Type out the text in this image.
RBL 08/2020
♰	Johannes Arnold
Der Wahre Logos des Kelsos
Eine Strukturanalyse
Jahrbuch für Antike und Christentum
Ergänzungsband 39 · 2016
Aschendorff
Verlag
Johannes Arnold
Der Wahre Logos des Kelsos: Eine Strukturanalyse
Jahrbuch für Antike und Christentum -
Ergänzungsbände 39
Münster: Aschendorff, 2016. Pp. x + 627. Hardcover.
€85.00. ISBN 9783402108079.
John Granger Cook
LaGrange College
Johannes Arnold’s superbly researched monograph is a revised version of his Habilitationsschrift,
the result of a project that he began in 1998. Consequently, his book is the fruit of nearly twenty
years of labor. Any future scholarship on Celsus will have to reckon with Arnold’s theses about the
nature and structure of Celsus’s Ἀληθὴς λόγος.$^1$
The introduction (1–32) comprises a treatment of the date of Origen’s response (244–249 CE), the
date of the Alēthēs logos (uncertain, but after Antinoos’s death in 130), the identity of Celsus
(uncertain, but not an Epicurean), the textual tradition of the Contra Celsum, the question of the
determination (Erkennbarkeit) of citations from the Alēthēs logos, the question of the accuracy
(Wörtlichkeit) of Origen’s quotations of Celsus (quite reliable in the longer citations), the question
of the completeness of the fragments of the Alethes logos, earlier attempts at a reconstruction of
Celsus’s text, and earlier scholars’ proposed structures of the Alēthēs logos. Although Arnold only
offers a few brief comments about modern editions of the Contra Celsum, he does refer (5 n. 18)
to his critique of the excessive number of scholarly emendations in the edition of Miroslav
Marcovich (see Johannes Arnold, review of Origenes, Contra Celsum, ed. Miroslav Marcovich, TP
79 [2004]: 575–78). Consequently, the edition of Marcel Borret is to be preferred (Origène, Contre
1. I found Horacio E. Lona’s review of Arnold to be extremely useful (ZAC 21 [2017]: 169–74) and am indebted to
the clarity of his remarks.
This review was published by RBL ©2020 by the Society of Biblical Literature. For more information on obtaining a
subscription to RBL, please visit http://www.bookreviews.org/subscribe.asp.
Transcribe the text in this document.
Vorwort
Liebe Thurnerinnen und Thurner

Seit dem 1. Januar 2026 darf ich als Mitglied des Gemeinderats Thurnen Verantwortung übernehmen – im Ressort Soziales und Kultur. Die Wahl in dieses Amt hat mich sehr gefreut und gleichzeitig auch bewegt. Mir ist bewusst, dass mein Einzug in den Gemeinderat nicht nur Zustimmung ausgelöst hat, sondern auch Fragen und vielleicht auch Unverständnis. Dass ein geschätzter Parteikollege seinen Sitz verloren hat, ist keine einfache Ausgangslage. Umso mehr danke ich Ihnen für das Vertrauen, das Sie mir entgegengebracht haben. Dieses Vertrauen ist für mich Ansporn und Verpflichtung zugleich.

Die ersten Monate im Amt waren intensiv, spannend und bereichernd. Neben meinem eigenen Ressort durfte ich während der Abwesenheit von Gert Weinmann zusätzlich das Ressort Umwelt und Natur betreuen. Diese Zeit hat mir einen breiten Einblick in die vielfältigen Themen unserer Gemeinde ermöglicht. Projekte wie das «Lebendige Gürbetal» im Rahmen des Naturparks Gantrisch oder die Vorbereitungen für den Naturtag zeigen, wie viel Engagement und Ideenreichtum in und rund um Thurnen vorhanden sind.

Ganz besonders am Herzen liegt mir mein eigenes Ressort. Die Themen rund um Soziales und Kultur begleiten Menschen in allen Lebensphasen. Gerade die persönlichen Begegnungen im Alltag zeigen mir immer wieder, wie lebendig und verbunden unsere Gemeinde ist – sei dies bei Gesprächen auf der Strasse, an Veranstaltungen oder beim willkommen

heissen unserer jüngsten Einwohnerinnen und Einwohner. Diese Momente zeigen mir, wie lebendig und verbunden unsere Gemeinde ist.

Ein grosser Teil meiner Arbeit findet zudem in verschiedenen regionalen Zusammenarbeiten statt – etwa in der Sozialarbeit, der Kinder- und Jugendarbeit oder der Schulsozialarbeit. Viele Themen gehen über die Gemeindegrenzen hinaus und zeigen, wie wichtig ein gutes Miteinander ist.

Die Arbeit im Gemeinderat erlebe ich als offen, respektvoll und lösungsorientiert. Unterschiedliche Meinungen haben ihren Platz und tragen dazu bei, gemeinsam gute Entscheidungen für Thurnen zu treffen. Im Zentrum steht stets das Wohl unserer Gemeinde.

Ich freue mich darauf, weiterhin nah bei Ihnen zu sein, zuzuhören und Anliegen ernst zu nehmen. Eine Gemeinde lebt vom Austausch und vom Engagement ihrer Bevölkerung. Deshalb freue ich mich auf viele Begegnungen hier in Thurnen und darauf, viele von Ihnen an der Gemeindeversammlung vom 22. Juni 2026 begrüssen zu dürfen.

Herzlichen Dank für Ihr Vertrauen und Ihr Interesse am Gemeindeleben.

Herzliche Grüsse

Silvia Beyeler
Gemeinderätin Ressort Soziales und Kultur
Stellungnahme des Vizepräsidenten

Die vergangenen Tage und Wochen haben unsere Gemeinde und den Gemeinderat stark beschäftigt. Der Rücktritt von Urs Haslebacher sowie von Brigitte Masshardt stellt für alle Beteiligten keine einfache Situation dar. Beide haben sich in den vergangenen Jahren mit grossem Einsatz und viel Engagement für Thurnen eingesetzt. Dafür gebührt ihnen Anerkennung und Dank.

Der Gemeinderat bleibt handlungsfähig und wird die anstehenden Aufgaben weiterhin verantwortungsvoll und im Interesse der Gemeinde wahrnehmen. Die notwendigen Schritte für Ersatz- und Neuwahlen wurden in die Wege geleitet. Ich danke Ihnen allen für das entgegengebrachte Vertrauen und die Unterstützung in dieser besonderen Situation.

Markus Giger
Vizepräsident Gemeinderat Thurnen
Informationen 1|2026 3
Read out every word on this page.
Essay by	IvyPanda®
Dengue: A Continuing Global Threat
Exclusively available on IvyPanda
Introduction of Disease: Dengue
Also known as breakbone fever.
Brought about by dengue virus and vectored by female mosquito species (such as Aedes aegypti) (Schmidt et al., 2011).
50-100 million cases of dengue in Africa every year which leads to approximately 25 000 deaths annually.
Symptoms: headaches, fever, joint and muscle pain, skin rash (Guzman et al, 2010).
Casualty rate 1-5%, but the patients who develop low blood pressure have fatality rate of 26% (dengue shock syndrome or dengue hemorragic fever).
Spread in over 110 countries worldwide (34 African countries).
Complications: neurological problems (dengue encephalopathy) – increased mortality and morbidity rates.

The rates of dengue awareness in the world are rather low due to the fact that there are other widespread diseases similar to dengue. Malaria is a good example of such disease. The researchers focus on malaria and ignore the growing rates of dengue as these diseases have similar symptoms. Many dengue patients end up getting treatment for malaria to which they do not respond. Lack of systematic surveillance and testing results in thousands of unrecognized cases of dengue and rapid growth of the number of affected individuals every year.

• Exercise aim:
Each line above that contains the string "fever" should be copied.

• Response box:
Also known as breakbone fever.
Symptoms: headaches, fever, joint and muscle pain, skin rash (Guzman et al, 2010).
Casualty rate 1-5%, but the patients who develop low blood pressure have fatality rate of 26% (dengue shock syndrome or dengue hemorragic fever).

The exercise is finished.